- Goal of the exercise: Pick every line with "this" from the material below.
BEGIN Exercise input
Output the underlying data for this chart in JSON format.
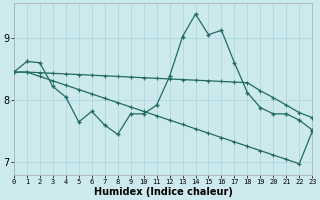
{
  "xlabel": "Humidex (Indice chaleur)",
  "xlim": [
    0,
    23
  ],
  "ylim": [
    6.8,
    9.55
  ],
  "yticks": [
    7,
    8,
    9
  ],
  "xticks": [
    0,
    1,
    2,
    3,
    4,
    5,
    6,
    7,
    8,
    9,
    10,
    11,
    12,
    13,
    14,
    15,
    16,
    17,
    18,
    19,
    20,
    21,
    22,
    23
  ],
  "bg_color": "#cce9ed",
  "line_color": "#216b61",
  "grid_color": "#b0d8de",
  "line1_y": [
    8.45,
    8.62,
    8.6,
    8.22,
    8.05,
    7.65,
    7.82,
    7.6,
    7.45,
    7.78,
    7.78,
    7.92,
    8.38,
    9.02,
    9.38,
    9.05,
    9.12,
    8.6,
    8.12,
    7.88,
    7.78,
    7.78,
    7.68,
    7.52
  ],
  "line2_y": [
    8.45,
    8.45,
    8.44,
    8.43,
    8.42,
    8.41,
    8.4,
    8.39,
    8.38,
    8.37,
    8.36,
    8.35,
    8.34,
    8.33,
    8.32,
    8.31,
    8.3,
    8.29,
    8.28,
    8.15,
    8.04,
    7.92,
    7.8,
    7.72
  ],
  "line3_y": [
    8.45,
    8.45,
    8.38,
    8.31,
    8.24,
    8.17,
    8.1,
    8.03,
    7.96,
    7.89,
    7.82,
    7.75,
    7.68,
    7.61,
    7.54,
    7.47,
    7.4,
    7.33,
    7.26,
    7.19,
    7.12,
    7.05,
    6.98,
    7.5
  ]
}
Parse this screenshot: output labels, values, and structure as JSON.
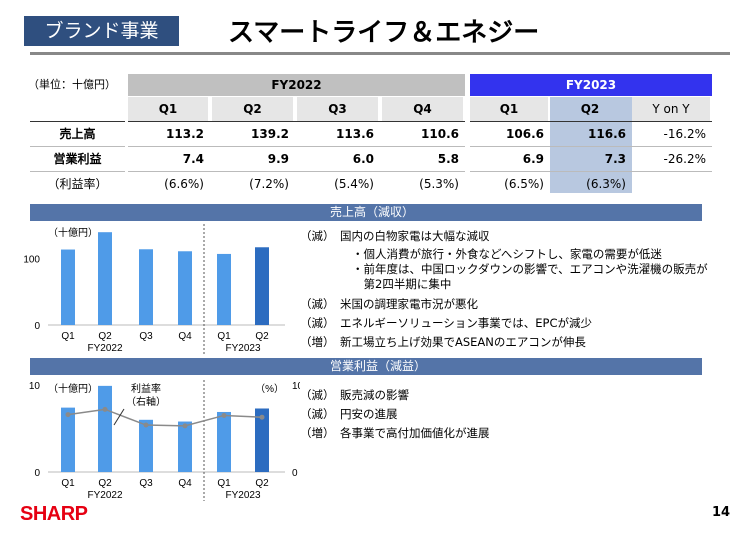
{
  "header": {
    "segment": "ブランド事業",
    "title": "スマートライフ＆エネジー"
  },
  "table": {
    "unit": "（単位：十億円）",
    "fy2022": "FY2022",
    "fy2023": "FY2023",
    "columns": [
      "Q1",
      "Q2",
      "Q3",
      "Q4",
      "Q1",
      "Q2",
      "Y on Y"
    ],
    "rows": [
      {
        "label": "売上高",
        "values": [
          "113.2",
          "139.2",
          "113.6",
          "110.6",
          "106.6",
          "116.6",
          "-16.2%"
        ]
      },
      {
        "label": "営業利益",
        "values": [
          "7.4",
          "9.9",
          "6.0",
          "5.8",
          "6.9",
          "7.3",
          "-26.2%"
        ]
      },
      {
        "label": "（利益率）",
        "values": [
          "(6.6%)",
          "(7.2%)",
          "(5.4%)",
          "(5.3%)",
          "(6.5%)",
          "(6.3%)",
          ""
        ]
      }
    ]
  },
  "sales_section": {
    "title": "売上高（減収）",
    "bullets": [
      {
        "tag": "（減）",
        "text": "国内の白物家電は大幅な減収",
        "subs": [
          "・個人消費が旅行・外食などへシフトし、家電の需要が低迷",
          "・前年度は、中国ロックダウンの影響で、エアコンや洗濯機の販売が",
          "　第2四半期に集中"
        ]
      },
      {
        "tag": "（減）",
        "text": "米国の調理家電市況が悪化",
        "subs": []
      },
      {
        "tag": "（減）",
        "text": "エネルギーソリューション事業では、EPCが減少",
        "subs": []
      },
      {
        "tag": "（増）",
        "text": "新工場立ち上げ効果でASEANのエアコンが伸長",
        "subs": []
      }
    ]
  },
  "profit_section": {
    "title": "営業利益（減益）",
    "bullets": [
      {
        "tag": "（減）",
        "text": "販売減の影響"
      },
      {
        "tag": "（減）",
        "text": "円安の進展"
      },
      {
        "tag": "（増）",
        "text": "各事業で高付加価値化が進展"
      }
    ]
  },
  "chart_data": [
    {
      "type": "bar",
      "title": "売上高",
      "ylabel": "（十億円）",
      "ylim": [
        0,
        150
      ],
      "yticks": [
        "0",
        "100"
      ],
      "categories": [
        "Q1",
        "Q2",
        "Q3",
        "Q4",
        "Q1",
        "Q2"
      ],
      "groups": [
        "FY2022",
        "FY2023"
      ],
      "values": [
        113.2,
        139.2,
        113.6,
        110.6,
        106.6,
        116.6
      ],
      "colors": [
        "#4f9be8",
        "#2c6cc0"
      ]
    },
    {
      "type": "bar",
      "title": "営業利益",
      "ylabel": "（十億円）",
      "y2label": "（%）",
      "ylim": [
        0,
        10
      ],
      "y2lim": [
        0,
        10
      ],
      "yticks": [
        "0",
        "10"
      ],
      "y2ticks": [
        "0",
        "10"
      ],
      "categories": [
        "Q1",
        "Q2",
        "Q3",
        "Q4",
        "Q1",
        "Q2"
      ],
      "groups": [
        "FY2022",
        "FY2023"
      ],
      "values": [
        7.4,
        9.9,
        6.0,
        5.8,
        6.9,
        7.3
      ],
      "line": {
        "name": "利益率",
        "axis_note": "（右軸）",
        "values": [
          6.6,
          7.2,
          5.4,
          5.3,
          6.5,
          6.3
        ],
        "color": "#8a8a8a"
      },
      "colors": [
        "#4f9be8",
        "#2c6cc0"
      ]
    }
  ],
  "footer": {
    "logo": "SHARP",
    "page": "14"
  }
}
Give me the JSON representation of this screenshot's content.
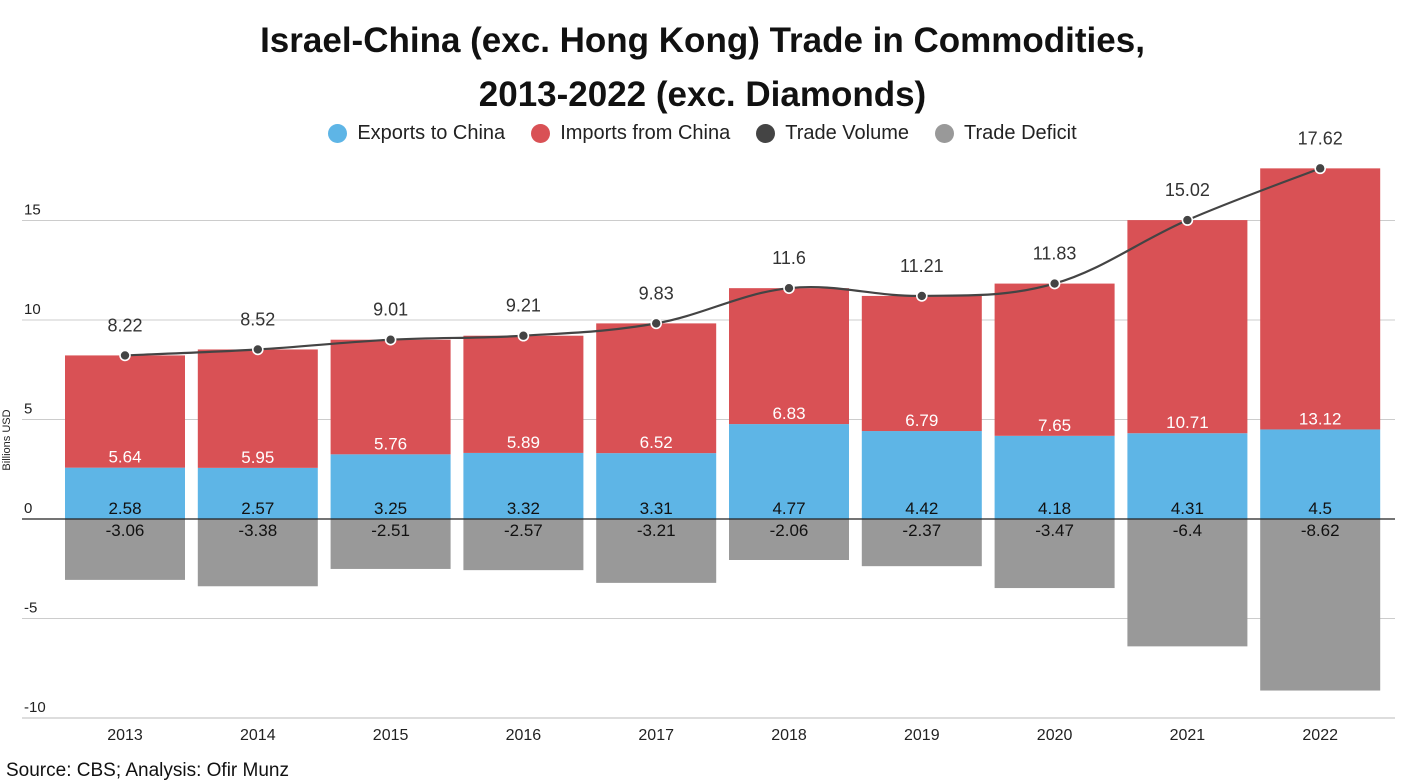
{
  "title_line1": "Israel-China (exc. Hong Kong) Trade in Commodities,",
  "title_line2": "2013-2022 (exc. Diamonds)",
  "source": "Source: CBS; Analysis: Ofir Munz",
  "legend": [
    {
      "name": "Exports to China",
      "color": "#5eb5e6"
    },
    {
      "name": "Imports from China",
      "color": "#d95155"
    },
    {
      "name": "Trade Volume",
      "color": "#444444"
    },
    {
      "name": "Trade Deficit",
      "color": "#999999"
    }
  ],
  "chart_data": {
    "type": "bar",
    "stacked": true,
    "ylabel": "Billions USD",
    "xlabel": "",
    "ylim": [
      -10,
      18
    ],
    "yticks": [
      -10,
      -5,
      0,
      5,
      10,
      15
    ],
    "grid": true,
    "legend_position": "top",
    "categories": [
      "2013",
      "2014",
      "2015",
      "2016",
      "2017",
      "2018",
      "2019",
      "2020",
      "2021",
      "2022"
    ],
    "series": [
      {
        "name": "Exports to China",
        "type": "bar",
        "color": "#5eb5e6",
        "values": [
          2.58,
          2.57,
          3.25,
          3.32,
          3.31,
          4.77,
          4.42,
          4.18,
          4.31,
          4.5
        ]
      },
      {
        "name": "Imports from China",
        "type": "bar",
        "color": "#d95155",
        "values": [
          5.64,
          5.95,
          5.76,
          5.89,
          6.52,
          6.83,
          6.79,
          7.65,
          10.71,
          13.12
        ]
      },
      {
        "name": "Trade Volume",
        "type": "line",
        "color": "#444444",
        "values": [
          8.22,
          8.52,
          9.01,
          9.21,
          9.83,
          11.6,
          11.21,
          11.83,
          15.02,
          17.62
        ]
      },
      {
        "name": "Trade Deficit",
        "type": "bar",
        "color": "#999999",
        "values": [
          -3.06,
          -3.38,
          -2.51,
          -2.57,
          -3.21,
          -2.06,
          -2.37,
          -3.47,
          -6.4,
          -8.62
        ]
      }
    ]
  }
}
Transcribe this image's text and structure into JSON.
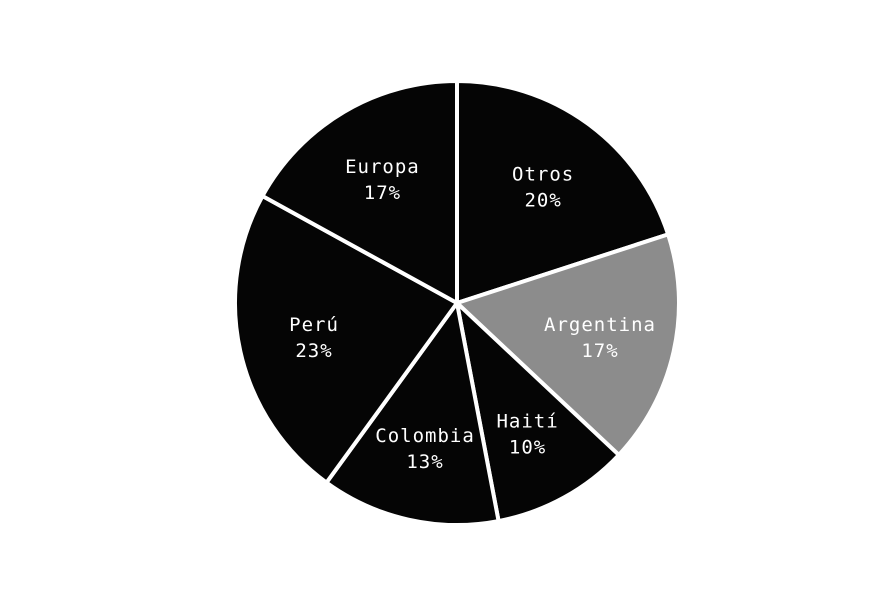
{
  "chart_data": {
    "type": "pie",
    "slices": [
      {
        "label": "Otros",
        "pct_label": "20%",
        "value": 20,
        "color": "#050505",
        "text_color": "#ffffff"
      },
      {
        "label": "Argentina",
        "pct_label": "17%",
        "value": 17,
        "color": "#8c8c8c",
        "text_color": "#ffffff"
      },
      {
        "label": "Haití",
        "pct_label": "10%",
        "value": 10,
        "color": "#050505",
        "text_color": "#ffffff"
      },
      {
        "label": "Colombia",
        "pct_label": "13%",
        "value": 13,
        "color": "#050505",
        "text_color": "#ffffff"
      },
      {
        "label": "Perú",
        "pct_label": "23%",
        "value": 23,
        "color": "#050505",
        "text_color": "#ffffff"
      },
      {
        "label": "Europa",
        "pct_label": "17%",
        "value": 17,
        "color": "#050505",
        "text_color": "#ffffff"
      }
    ],
    "start_angle_deg": 0,
    "direction": "clockwise",
    "separator_color": "#ffffff",
    "legend": "none"
  }
}
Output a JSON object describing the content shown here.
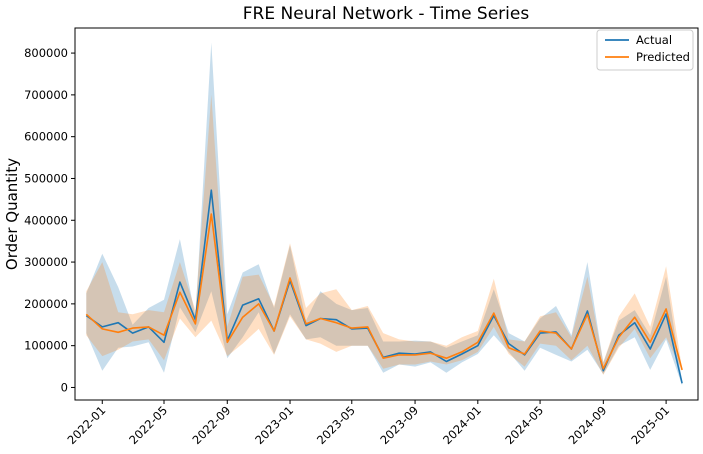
{
  "chart_data": {
    "type": "line",
    "title": "FRE Neural Network - Time Series",
    "xlabel": "",
    "ylabel": "Order Quantity",
    "ylim": [
      -30000,
      860000
    ],
    "xlim": [
      "2021-11-09",
      "2025-03-04"
    ],
    "yticks": [
      0,
      100000,
      200000,
      300000,
      400000,
      500000,
      600000,
      700000,
      800000
    ],
    "xticks": [
      "2022-01",
      "2022-05",
      "2022-09",
      "2023-01",
      "2023-05",
      "2023-09",
      "2024-01",
      "2024-05",
      "2024-09",
      "2025-01"
    ],
    "legend": {
      "position": "top-right"
    },
    "x": [
      "2021-12-01",
      "2022-01-01",
      "2022-02-01",
      "2022-03-01",
      "2022-04-01",
      "2022-05-01",
      "2022-06-01",
      "2022-07-01",
      "2022-08-01",
      "2022-09-01",
      "2022-10-01",
      "2022-11-01",
      "2022-12-01",
      "2023-01-01",
      "2023-02-01",
      "2023-03-01",
      "2023-04-01",
      "2023-05-01",
      "2023-06-01",
      "2023-07-01",
      "2023-08-01",
      "2023-09-01",
      "2023-10-01",
      "2023-11-01",
      "2023-12-01",
      "2024-01-01",
      "2024-02-01",
      "2024-03-01",
      "2024-04-01",
      "2024-05-01",
      "2024-06-01",
      "2024-07-01",
      "2024-08-01",
      "2024-09-01",
      "2024-10-01",
      "2024-11-01",
      "2024-12-01",
      "2025-01-01",
      "2025-02-01"
    ],
    "series": [
      {
        "name": "Actual",
        "color": "#1f77b4",
        "values": [
          172000,
          145000,
          155000,
          130000,
          145000,
          108000,
          252000,
          162000,
          472000,
          112000,
          197000,
          212000,
          135000,
          256000,
          148000,
          165000,
          162000,
          140000,
          142000,
          72000,
          82000,
          80000,
          85000,
          62000,
          80000,
          100000,
          172000,
          105000,
          78000,
          130000,
          133000,
          92000,
          183000,
          40000,
          125000,
          155000,
          92000,
          176000,
          10000
        ],
        "band_low": [
          130000,
          40000,
          95000,
          98000,
          108000,
          35000,
          192000,
          132000,
          230000,
          70000,
          120000,
          180000,
          80000,
          175000,
          115000,
          120000,
          100000,
          100000,
          100000,
          35000,
          55000,
          50000,
          60000,
          35000,
          60000,
          80000,
          125000,
          85000,
          40000,
          95000,
          78000,
          62000,
          90000,
          32000,
          100000,
          120000,
          42000,
          115000,
          5000
        ],
        "band_high": [
          225000,
          320000,
          240000,
          150000,
          190000,
          210000,
          355000,
          170000,
          825000,
          175000,
          275000,
          295000,
          190000,
          340000,
          160000,
          230000,
          200000,
          185000,
          190000,
          110000,
          110000,
          112000,
          110000,
          95000,
          110000,
          125000,
          235000,
          130000,
          110000,
          165000,
          195000,
          125000,
          300000,
          60000,
          160000,
          185000,
          125000,
          265000,
          15000
        ]
      },
      {
        "name": "Predicted",
        "color": "#ff7f0e",
        "values": [
          175000,
          140000,
          132000,
          142000,
          145000,
          125000,
          228000,
          152000,
          415000,
          108000,
          168000,
          200000,
          135000,
          262000,
          152000,
          165000,
          155000,
          142000,
          145000,
          70000,
          78000,
          78000,
          82000,
          70000,
          85000,
          108000,
          178000,
          95000,
          80000,
          135000,
          130000,
          92000,
          175000,
          45000,
          120000,
          168000,
          108000,
          188000,
          42000
        ]
      }
    ],
    "predicted_band_low": [
      125000,
      75000,
      90000,
      110000,
      115000,
      65000,
      165000,
      120000,
      160000,
      75000,
      105000,
      140000,
      78000,
      170000,
      115000,
      105000,
      85000,
      100000,
      100000,
      45000,
      55000,
      55000,
      62000,
      55000,
      65000,
      85000,
      145000,
      80000,
      50000,
      105000,
      100000,
      65000,
      100000,
      30000,
      95000,
      140000,
      70000,
      120000,
      40000
    ],
    "predicted_band_high": [
      230000,
      300000,
      180000,
      175000,
      185000,
      180000,
      300000,
      185000,
      700000,
      145000,
      265000,
      270000,
      195000,
      345000,
      190000,
      225000,
      235000,
      185000,
      195000,
      130000,
      115000,
      110000,
      110000,
      100000,
      120000,
      135000,
      260000,
      115000,
      110000,
      170000,
      180000,
      120000,
      265000,
      60000,
      170000,
      225000,
      145000,
      290000,
      45000
    ]
  }
}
END Exercise input
- Task response:
Output the underlying data for this chart in JSON format.
Parse this screenshot: output labels, values, and structure as JSON.
Give me the JSON representation of this screenshot's content.
Transcribe this image's text and structure into JSON.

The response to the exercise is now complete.